YOUR TASK >> Will you quote the records verbatim, starting at the line that contains "Polygon shape (386, 233, 446, 268)" and stopping after the line that contains "Polygon shape (436, 185, 481, 217)"?

ROWS >>
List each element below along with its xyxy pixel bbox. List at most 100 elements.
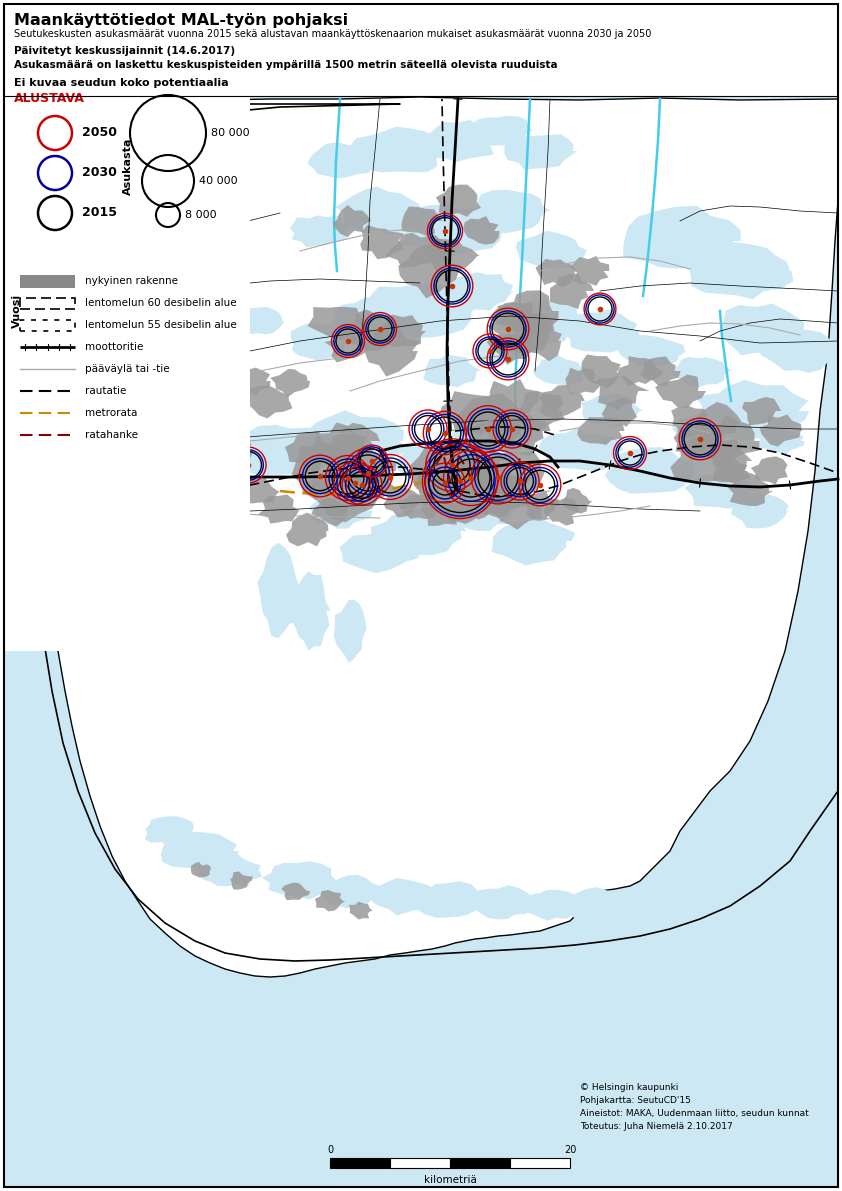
Polygon shape (386, 233, 446, 268)
Polygon shape (420, 120, 498, 162)
Polygon shape (281, 883, 310, 900)
Polygon shape (457, 393, 533, 450)
Text: 2015: 2015 (82, 206, 117, 219)
Polygon shape (402, 206, 442, 236)
Text: © Helsingin kaupunki: © Helsingin kaupunki (580, 1083, 679, 1092)
Text: Vuosi: Vuosi (12, 294, 22, 328)
Polygon shape (640, 356, 680, 386)
Text: Toteutus: Juha Niemelä 2.10.2017: Toteutus: Juha Niemelä 2.10.2017 (580, 1122, 733, 1131)
Polygon shape (673, 414, 728, 445)
Polygon shape (105, 328, 136, 355)
Polygon shape (335, 186, 425, 235)
Polygon shape (232, 425, 332, 475)
Text: Päivitetyt keskussijainnit (14.6.2017): Päivitetyt keskussijainnit (14.6.2017) (14, 46, 235, 56)
Polygon shape (674, 422, 721, 461)
Polygon shape (488, 308, 554, 354)
Polygon shape (669, 357, 732, 388)
Text: 20: 20 (564, 1145, 576, 1155)
Polygon shape (112, 369, 196, 413)
Polygon shape (504, 135, 578, 169)
Polygon shape (198, 854, 262, 886)
Polygon shape (286, 512, 328, 547)
Polygon shape (39, 382, 142, 437)
Polygon shape (258, 543, 301, 638)
Text: ALUSTAVA: ALUSTAVA (14, 92, 85, 105)
Polygon shape (477, 451, 546, 495)
Polygon shape (411, 881, 488, 917)
Polygon shape (623, 206, 741, 270)
Polygon shape (479, 475, 534, 517)
Polygon shape (490, 301, 540, 333)
Polygon shape (565, 310, 640, 353)
Polygon shape (398, 244, 463, 298)
Polygon shape (544, 498, 581, 525)
Polygon shape (685, 473, 759, 509)
Polygon shape (397, 494, 439, 519)
Polygon shape (451, 441, 514, 481)
Polygon shape (471, 116, 533, 145)
Text: Seutukeskusten asukasmäärät vuonna 2015 sekä alustavan maankäyttöskenaarion muka: Seutukeskusten asukasmäärät vuonna 2015 … (14, 29, 652, 39)
Polygon shape (232, 368, 270, 395)
Polygon shape (307, 307, 366, 339)
Polygon shape (383, 487, 422, 517)
Polygon shape (520, 491, 560, 520)
Polygon shape (670, 432, 752, 482)
Bar (20, 298, 75, 308)
Polygon shape (484, 379, 540, 422)
Polygon shape (467, 189, 551, 233)
Polygon shape (68, 343, 180, 400)
Polygon shape (759, 414, 802, 447)
Polygon shape (436, 185, 481, 217)
Polygon shape (565, 368, 600, 394)
Polygon shape (760, 329, 838, 373)
Text: pääväylä tai -tie: pääväylä tai -tie (85, 364, 169, 374)
Text: rautatie: rautatie (85, 386, 126, 395)
Polygon shape (129, 397, 168, 424)
Polygon shape (578, 417, 625, 445)
Text: metrorata: metrorata (85, 409, 137, 418)
Polygon shape (440, 273, 513, 311)
Polygon shape (728, 472, 773, 506)
Polygon shape (467, 885, 532, 919)
Polygon shape (618, 335, 686, 369)
Polygon shape (562, 488, 592, 513)
Polygon shape (423, 355, 482, 387)
Polygon shape (309, 423, 368, 468)
Text: ratahanke: ratahanke (85, 430, 138, 439)
Polygon shape (742, 397, 781, 425)
Polygon shape (516, 231, 589, 269)
Polygon shape (697, 401, 741, 439)
Text: 2050: 2050 (82, 126, 117, 139)
Polygon shape (234, 307, 284, 335)
Polygon shape (370, 878, 436, 916)
Polygon shape (413, 464, 472, 506)
Polygon shape (514, 323, 562, 361)
Polygon shape (671, 406, 711, 438)
Polygon shape (421, 493, 466, 526)
Bar (450, 1158, 510, 1168)
Polygon shape (4, 96, 838, 977)
Polygon shape (430, 473, 499, 518)
Polygon shape (209, 436, 253, 467)
Polygon shape (539, 385, 585, 418)
Bar (330, 1158, 390, 1168)
Polygon shape (324, 329, 372, 362)
Polygon shape (349, 126, 449, 173)
Polygon shape (477, 337, 524, 363)
Polygon shape (416, 450, 505, 520)
Text: 40 000: 40 000 (199, 176, 237, 186)
Polygon shape (304, 466, 400, 523)
Polygon shape (104, 413, 156, 449)
Polygon shape (488, 412, 551, 456)
Polygon shape (487, 333, 532, 364)
Polygon shape (270, 369, 310, 398)
Polygon shape (703, 414, 759, 467)
Text: 8 000: 8 000 (185, 210, 216, 220)
Polygon shape (621, 890, 680, 922)
Polygon shape (381, 314, 426, 347)
Text: 80 000: 80 000 (211, 127, 249, 138)
Polygon shape (498, 291, 559, 331)
Polygon shape (515, 391, 565, 431)
Polygon shape (396, 205, 502, 260)
Polygon shape (145, 816, 196, 847)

FULL RESPONSE >>
Polygon shape (386, 233, 446, 268)
Polygon shape (420, 120, 498, 162)
Polygon shape (281, 883, 310, 900)
Polygon shape (457, 393, 533, 450)
Text: 2015: 2015 (82, 206, 117, 219)
Polygon shape (402, 206, 442, 236)
Text: © Helsingin kaupunki: © Helsingin kaupunki (580, 1083, 679, 1092)
Text: Vuosi: Vuosi (12, 294, 22, 328)
Polygon shape (640, 356, 680, 386)
Text: Toteutus: Juha Niemelä 2.10.2017: Toteutus: Juha Niemelä 2.10.2017 (580, 1122, 733, 1131)
Polygon shape (673, 414, 728, 445)
Polygon shape (105, 328, 136, 355)
Polygon shape (335, 186, 425, 235)
Polygon shape (232, 425, 332, 475)
Text: Päivitetyt keskussijainnit (14.6.2017): Päivitetyt keskussijainnit (14.6.2017) (14, 46, 235, 56)
Polygon shape (674, 422, 721, 461)
Polygon shape (488, 308, 554, 354)
Polygon shape (669, 357, 732, 388)
Text: 20: 20 (564, 1145, 576, 1155)
Polygon shape (112, 369, 196, 413)
Polygon shape (504, 135, 578, 169)
Polygon shape (198, 854, 262, 886)
Polygon shape (286, 512, 328, 547)
Polygon shape (39, 382, 142, 437)
Polygon shape (258, 543, 301, 638)
Text: ALUSTAVA: ALUSTAVA (14, 92, 85, 105)
Polygon shape (477, 451, 546, 495)
Polygon shape (411, 881, 488, 917)
Polygon shape (623, 206, 741, 270)
Polygon shape (479, 475, 534, 517)
Polygon shape (490, 301, 540, 333)
Polygon shape (565, 310, 640, 353)
Polygon shape (398, 244, 463, 298)
Polygon shape (544, 498, 581, 525)
Polygon shape (685, 473, 759, 509)
Polygon shape (397, 494, 439, 519)
Polygon shape (451, 441, 514, 481)
Polygon shape (471, 116, 533, 145)
Text: Seutukeskusten asukasmäärät vuonna 2015 sekä alustavan maankäyttöskenaarion muka: Seutukeskusten asukasmäärät vuonna 2015 … (14, 29, 652, 39)
Polygon shape (232, 368, 270, 395)
Polygon shape (307, 307, 366, 339)
Polygon shape (383, 487, 422, 517)
Polygon shape (520, 491, 560, 520)
Polygon shape (670, 432, 752, 482)
Bar (20, 298, 75, 308)
Polygon shape (484, 379, 540, 422)
Polygon shape (467, 189, 551, 233)
Polygon shape (68, 343, 180, 400)
Polygon shape (759, 414, 802, 447)
Polygon shape (436, 185, 481, 217)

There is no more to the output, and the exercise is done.